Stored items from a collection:
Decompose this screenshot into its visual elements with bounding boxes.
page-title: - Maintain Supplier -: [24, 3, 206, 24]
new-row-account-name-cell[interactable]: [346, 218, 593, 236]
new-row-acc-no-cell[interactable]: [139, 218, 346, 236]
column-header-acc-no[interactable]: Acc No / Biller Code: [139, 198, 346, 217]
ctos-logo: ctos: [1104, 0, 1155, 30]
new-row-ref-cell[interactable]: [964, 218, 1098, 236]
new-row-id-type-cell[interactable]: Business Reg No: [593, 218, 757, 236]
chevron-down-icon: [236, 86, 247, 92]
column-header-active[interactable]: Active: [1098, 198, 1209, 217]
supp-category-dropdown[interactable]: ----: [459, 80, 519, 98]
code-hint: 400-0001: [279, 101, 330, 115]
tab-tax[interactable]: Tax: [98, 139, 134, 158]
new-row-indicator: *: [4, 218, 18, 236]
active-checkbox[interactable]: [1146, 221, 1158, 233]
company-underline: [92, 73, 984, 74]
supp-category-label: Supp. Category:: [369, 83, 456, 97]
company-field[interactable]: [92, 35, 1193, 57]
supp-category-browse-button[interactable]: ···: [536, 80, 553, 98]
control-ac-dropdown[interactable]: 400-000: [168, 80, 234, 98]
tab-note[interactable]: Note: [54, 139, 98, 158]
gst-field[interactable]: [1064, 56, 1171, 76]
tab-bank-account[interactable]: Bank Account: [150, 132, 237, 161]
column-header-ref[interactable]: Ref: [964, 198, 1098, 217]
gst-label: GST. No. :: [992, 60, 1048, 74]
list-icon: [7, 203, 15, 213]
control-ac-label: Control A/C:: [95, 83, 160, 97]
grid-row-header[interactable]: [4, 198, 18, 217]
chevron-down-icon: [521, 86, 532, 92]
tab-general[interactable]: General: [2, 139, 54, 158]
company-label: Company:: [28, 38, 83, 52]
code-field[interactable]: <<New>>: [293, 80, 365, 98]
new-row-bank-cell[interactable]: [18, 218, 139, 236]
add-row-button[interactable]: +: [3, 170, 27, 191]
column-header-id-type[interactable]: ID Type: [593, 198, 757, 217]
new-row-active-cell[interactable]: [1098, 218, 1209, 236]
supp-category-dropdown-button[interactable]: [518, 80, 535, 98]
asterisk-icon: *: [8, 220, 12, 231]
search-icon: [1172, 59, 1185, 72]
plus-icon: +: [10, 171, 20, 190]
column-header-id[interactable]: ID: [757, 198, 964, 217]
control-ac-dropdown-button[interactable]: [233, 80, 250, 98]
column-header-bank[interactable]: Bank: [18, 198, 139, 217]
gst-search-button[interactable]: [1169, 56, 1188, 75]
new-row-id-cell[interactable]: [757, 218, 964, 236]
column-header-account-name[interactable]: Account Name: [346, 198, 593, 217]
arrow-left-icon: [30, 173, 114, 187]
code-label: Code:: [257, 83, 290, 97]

GIVEN REQUEST
Extract every line of the items above and reproduce each one word for word.

FINISHED ANSWER
Decompose this screenshot into its visual elements with bounding boxes.
page-title: - Maintain Supplier -: [24, 3, 206, 24]
new-row-account-name-cell[interactable]: [346, 218, 593, 236]
new-row-acc-no-cell[interactable]: [139, 218, 346, 236]
column-header-acc-no[interactable]: Acc No / Biller Code: [139, 198, 346, 217]
ctos-logo: ctos: [1104, 0, 1155, 30]
new-row-ref-cell[interactable]: [964, 218, 1098, 236]
new-row-id-type-cell[interactable]: Business Reg No: [593, 218, 757, 236]
chevron-down-icon: [236, 86, 247, 92]
column-header-active[interactable]: Active: [1098, 198, 1209, 217]
supp-category-dropdown[interactable]: ----: [459, 80, 519, 98]
code-hint: 400-0001: [279, 101, 330, 115]
tab-tax[interactable]: Tax: [98, 139, 134, 158]
new-row-indicator: *: [4, 218, 18, 236]
active-checkbox[interactable]: [1146, 221, 1158, 233]
company-underline: [92, 73, 984, 74]
supp-category-label: Supp. Category:: [369, 83, 456, 97]
company-field[interactable]: [92, 35, 1193, 57]
supp-category-browse-button[interactable]: ···: [536, 80, 553, 98]
control-ac-dropdown[interactable]: 400-000: [168, 80, 234, 98]
tab-note[interactable]: Note: [54, 139, 98, 158]
gst-field[interactable]: [1064, 56, 1171, 76]
tab-bank-account[interactable]: Bank Account: [150, 132, 237, 161]
column-header-ref[interactable]: Ref: [964, 198, 1098, 217]
gst-label: GST. No. :: [992, 60, 1048, 74]
list-icon: [7, 203, 15, 213]
control-ac-label: Control A/C:: [95, 83, 160, 97]
grid-row-header[interactable]: [4, 198, 18, 217]
chevron-down-icon: [521, 86, 532, 92]
tab-general[interactable]: General: [2, 139, 54, 158]
company-label: Company:: [28, 38, 83, 52]
code-field[interactable]: <<New>>: [293, 80, 365, 98]
new-row-bank-cell[interactable]: [18, 218, 139, 236]
add-row-button[interactable]: +: [3, 170, 27, 191]
column-header-id-type[interactable]: ID Type: [593, 198, 757, 217]
new-row-active-cell[interactable]: [1098, 218, 1209, 236]
supp-category-dropdown-button[interactable]: [518, 80, 535, 98]
asterisk-icon: *: [8, 220, 12, 231]
search-icon: [1172, 59, 1185, 72]
plus-icon: +: [10, 171, 20, 190]
column-header-id[interactable]: ID: [757, 198, 964, 217]
control-ac-dropdown-button[interactable]: [233, 80, 250, 98]
column-header-bank[interactable]: Bank: [18, 198, 139, 217]
gst-search-button[interactable]: [1169, 56, 1188, 75]
new-row-id-cell[interactable]: [757, 218, 964, 236]
column-header-account-name[interactable]: Account Name: [346, 198, 593, 217]
arrow-left-icon: [30, 173, 114, 187]
code-label: Code:: [257, 83, 290, 97]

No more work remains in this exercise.